-------- DATA SUPPLIED
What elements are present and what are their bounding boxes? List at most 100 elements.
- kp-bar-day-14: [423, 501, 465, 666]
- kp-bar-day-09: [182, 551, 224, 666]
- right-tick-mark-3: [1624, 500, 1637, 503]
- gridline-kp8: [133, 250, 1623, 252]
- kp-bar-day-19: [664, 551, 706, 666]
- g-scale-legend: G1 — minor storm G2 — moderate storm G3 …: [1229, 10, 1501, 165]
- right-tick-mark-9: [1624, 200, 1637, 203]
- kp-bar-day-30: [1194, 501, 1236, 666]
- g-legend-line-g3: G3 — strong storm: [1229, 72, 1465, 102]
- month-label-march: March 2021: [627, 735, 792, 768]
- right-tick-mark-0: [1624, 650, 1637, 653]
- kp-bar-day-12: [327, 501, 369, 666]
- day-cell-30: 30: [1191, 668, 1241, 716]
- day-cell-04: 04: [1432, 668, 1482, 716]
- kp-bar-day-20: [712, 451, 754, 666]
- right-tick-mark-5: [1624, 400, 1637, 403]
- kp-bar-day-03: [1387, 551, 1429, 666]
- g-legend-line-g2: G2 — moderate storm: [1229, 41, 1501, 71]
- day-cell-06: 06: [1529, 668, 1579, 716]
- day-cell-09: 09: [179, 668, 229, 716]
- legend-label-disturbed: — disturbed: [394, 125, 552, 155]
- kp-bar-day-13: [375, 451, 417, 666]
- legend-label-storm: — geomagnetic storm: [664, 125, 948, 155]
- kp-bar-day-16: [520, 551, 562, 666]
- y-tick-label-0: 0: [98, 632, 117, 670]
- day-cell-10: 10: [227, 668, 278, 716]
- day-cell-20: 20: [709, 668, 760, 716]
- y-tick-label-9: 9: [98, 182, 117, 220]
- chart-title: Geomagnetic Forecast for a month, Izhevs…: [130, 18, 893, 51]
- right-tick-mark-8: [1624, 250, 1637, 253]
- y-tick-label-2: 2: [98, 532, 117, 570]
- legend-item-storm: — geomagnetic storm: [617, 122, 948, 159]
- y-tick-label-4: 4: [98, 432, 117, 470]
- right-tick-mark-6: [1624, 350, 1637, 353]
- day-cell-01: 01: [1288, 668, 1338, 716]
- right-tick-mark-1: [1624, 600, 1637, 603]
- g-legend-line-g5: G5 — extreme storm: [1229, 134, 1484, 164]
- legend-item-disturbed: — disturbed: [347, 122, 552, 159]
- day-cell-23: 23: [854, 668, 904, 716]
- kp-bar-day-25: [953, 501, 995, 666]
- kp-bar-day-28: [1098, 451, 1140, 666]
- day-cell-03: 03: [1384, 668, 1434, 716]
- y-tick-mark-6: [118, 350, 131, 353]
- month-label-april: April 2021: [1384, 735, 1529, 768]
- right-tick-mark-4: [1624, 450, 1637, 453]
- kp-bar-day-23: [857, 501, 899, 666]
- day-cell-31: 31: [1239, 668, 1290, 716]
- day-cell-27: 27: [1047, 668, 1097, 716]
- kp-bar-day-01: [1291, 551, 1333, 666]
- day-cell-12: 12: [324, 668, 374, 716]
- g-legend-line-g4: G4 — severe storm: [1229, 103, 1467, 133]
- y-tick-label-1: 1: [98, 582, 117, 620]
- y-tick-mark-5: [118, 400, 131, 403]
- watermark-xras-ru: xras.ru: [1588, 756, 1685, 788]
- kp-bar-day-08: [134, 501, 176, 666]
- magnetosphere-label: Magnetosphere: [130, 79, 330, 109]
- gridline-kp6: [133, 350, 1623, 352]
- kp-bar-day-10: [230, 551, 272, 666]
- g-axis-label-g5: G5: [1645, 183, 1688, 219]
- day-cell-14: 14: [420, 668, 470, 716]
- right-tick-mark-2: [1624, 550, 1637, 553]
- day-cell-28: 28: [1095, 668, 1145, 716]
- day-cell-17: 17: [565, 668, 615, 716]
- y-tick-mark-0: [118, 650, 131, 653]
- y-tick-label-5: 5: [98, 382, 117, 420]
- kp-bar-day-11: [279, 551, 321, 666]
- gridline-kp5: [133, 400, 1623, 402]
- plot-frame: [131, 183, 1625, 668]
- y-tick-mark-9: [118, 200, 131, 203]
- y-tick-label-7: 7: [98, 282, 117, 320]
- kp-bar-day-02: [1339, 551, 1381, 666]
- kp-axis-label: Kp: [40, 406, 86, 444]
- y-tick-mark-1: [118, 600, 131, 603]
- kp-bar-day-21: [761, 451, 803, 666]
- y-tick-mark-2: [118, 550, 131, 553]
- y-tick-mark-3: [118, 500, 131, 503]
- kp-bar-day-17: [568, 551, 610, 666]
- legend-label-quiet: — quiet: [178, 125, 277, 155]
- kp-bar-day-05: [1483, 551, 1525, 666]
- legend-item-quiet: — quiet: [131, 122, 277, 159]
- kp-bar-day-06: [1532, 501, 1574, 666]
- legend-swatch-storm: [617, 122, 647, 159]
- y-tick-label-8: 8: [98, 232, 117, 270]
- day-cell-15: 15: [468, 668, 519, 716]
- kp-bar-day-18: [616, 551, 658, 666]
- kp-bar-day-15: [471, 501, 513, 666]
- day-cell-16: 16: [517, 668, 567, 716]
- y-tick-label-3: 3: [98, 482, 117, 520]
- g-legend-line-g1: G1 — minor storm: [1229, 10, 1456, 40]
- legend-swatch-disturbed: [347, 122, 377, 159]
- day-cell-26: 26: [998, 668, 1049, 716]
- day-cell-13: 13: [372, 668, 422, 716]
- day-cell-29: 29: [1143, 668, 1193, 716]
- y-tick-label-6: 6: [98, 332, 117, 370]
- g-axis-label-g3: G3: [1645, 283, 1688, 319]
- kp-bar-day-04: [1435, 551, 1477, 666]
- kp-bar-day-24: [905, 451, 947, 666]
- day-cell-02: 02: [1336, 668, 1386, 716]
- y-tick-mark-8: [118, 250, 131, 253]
----------------
▶ [TASK DESCRIPTION]
Copy the entire listing above line for line, with no changes to any character.

▶ [EXERCISE RESPONSE]
What elements are present and what are their bounding boxes? List at most 100 elements.
- kp-bar-day-14: [423, 501, 465, 666]
- kp-bar-day-09: [182, 551, 224, 666]
- right-tick-mark-3: [1624, 500, 1637, 503]
- gridline-kp8: [133, 250, 1623, 252]
- kp-bar-day-19: [664, 551, 706, 666]
- g-scale-legend: G1 — minor storm G2 — moderate storm G3 …: [1229, 10, 1501, 165]
- right-tick-mark-9: [1624, 200, 1637, 203]
- kp-bar-day-30: [1194, 501, 1236, 666]
- g-legend-line-g3: G3 — strong storm: [1229, 72, 1465, 102]
- month-label-march: March 2021: [627, 735, 792, 768]
- right-tick-mark-0: [1624, 650, 1637, 653]
- kp-bar-day-12: [327, 501, 369, 666]
- day-cell-30: 30: [1191, 668, 1241, 716]
- day-cell-04: 04: [1432, 668, 1482, 716]
- kp-bar-day-20: [712, 451, 754, 666]
- right-tick-mark-5: [1624, 400, 1637, 403]
- kp-bar-day-03: [1387, 551, 1429, 666]
- g-legend-line-g2: G2 — moderate storm: [1229, 41, 1501, 71]
- day-cell-06: 06: [1529, 668, 1579, 716]
- day-cell-09: 09: [179, 668, 229, 716]
- legend-label-disturbed: — disturbed: [394, 125, 552, 155]
- kp-bar-day-13: [375, 451, 417, 666]
- legend-label-storm: — geomagnetic storm: [664, 125, 948, 155]
- kp-bar-day-16: [520, 551, 562, 666]
- y-tick-label-0: 0: [98, 632, 117, 670]
- day-cell-10: 10: [227, 668, 278, 716]
- day-cell-20: 20: [709, 668, 760, 716]
- y-tick-label-9: 9: [98, 182, 117, 220]
- chart-title: Geomagnetic Forecast for a month, Izhevs…: [130, 18, 893, 51]
- right-tick-mark-8: [1624, 250, 1637, 253]
- y-tick-label-2: 2: [98, 532, 117, 570]
- legend-item-storm: — geomagnetic storm: [617, 122, 948, 159]
- y-tick-label-4: 4: [98, 432, 117, 470]
- right-tick-mark-6: [1624, 350, 1637, 353]
- day-cell-01: 01: [1288, 668, 1338, 716]
- right-tick-mark-1: [1624, 600, 1637, 603]
- g-legend-line-g5: G5 — extreme storm: [1229, 134, 1484, 164]
- legend-item-disturbed: — disturbed: [347, 122, 552, 159]
- day-cell-23: 23: [854, 668, 904, 716]
- kp-bar-day-25: [953, 501, 995, 666]
- kp-bar-day-28: [1098, 451, 1140, 666]
- day-cell-03: 03: [1384, 668, 1434, 716]
- y-tick-mark-6: [118, 350, 131, 353]
- month-label-april: April 2021: [1384, 735, 1529, 768]
- right-tick-mark-4: [1624, 450, 1637, 453]
- kp-bar-day-23: [857, 501, 899, 666]
- day-cell-31: 31: [1239, 668, 1290, 716]
- day-cell-27: 27: [1047, 668, 1097, 716]
- kp-bar-day-01: [1291, 551, 1333, 666]
- day-cell-12: 12: [324, 668, 374, 716]
- g-legend-line-g4: G4 — severe storm: [1229, 103, 1467, 133]
- y-tick-label-1: 1: [98, 582, 117, 620]
- y-tick-mark-5: [118, 400, 131, 403]
- watermark-xras-ru: xras.ru: [1588, 756, 1685, 788]
- kp-bar-day-08: [134, 501, 176, 666]
- magnetosphere-label: Magnetosphere: [130, 79, 330, 109]
- gridline-kp6: [133, 350, 1623, 352]
- kp-bar-day-10: [230, 551, 272, 666]
- g-axis-label-g5: G5: [1645, 183, 1688, 219]
- day-cell-14: 14: [420, 668, 470, 716]
- right-tick-mark-2: [1624, 550, 1637, 553]
- day-cell-28: 28: [1095, 668, 1145, 716]
- day-cell-17: 17: [565, 668, 615, 716]
- y-tick-mark-0: [118, 650, 131, 653]
- y-tick-label-5: 5: [98, 382, 117, 420]
- kp-bar-day-11: [279, 551, 321, 666]
- gridline-kp5: [133, 400, 1623, 402]
- plot-frame: [131, 183, 1625, 668]
- y-tick-mark-9: [118, 200, 131, 203]
- y-tick-label-7: 7: [98, 282, 117, 320]
- kp-bar-day-02: [1339, 551, 1381, 666]
- kp-axis-label: Kp: [40, 406, 86, 444]
- y-tick-mark-1: [118, 600, 131, 603]
- kp-bar-day-21: [761, 451, 803, 666]
- y-tick-mark-2: [118, 550, 131, 553]
- y-tick-mark-3: [118, 500, 131, 503]
- kp-bar-day-17: [568, 551, 610, 666]
- legend-label-quiet: — quiet: [178, 125, 277, 155]
- kp-bar-day-05: [1483, 551, 1525, 666]
- legend-item-quiet: — quiet: [131, 122, 277, 159]
- kp-bar-day-06: [1532, 501, 1574, 666]
- legend-swatch-storm: [617, 122, 647, 159]
- y-tick-label-8: 8: [98, 232, 117, 270]
- day-cell-15: 15: [468, 668, 519, 716]
- kp-bar-day-18: [616, 551, 658, 666]
- kp-bar-day-15: [471, 501, 513, 666]
- day-cell-16: 16: [517, 668, 567, 716]
- y-tick-label-3: 3: [98, 482, 117, 520]
- g-legend-line-g1: G1 — minor storm: [1229, 10, 1456, 40]
- legend-swatch-disturbed: [347, 122, 377, 159]
- day-cell-26: 26: [998, 668, 1049, 716]
- day-cell-13: 13: [372, 668, 422, 716]
- day-cell-29: 29: [1143, 668, 1193, 716]
- y-tick-label-6: 6: [98, 332, 117, 370]
- g-axis-label-g3: G3: [1645, 283, 1688, 319]
- kp-bar-day-04: [1435, 551, 1477, 666]
- kp-bar-day-24: [905, 451, 947, 666]
- day-cell-02: 02: [1336, 668, 1386, 716]
- y-tick-mark-8: [118, 250, 131, 253]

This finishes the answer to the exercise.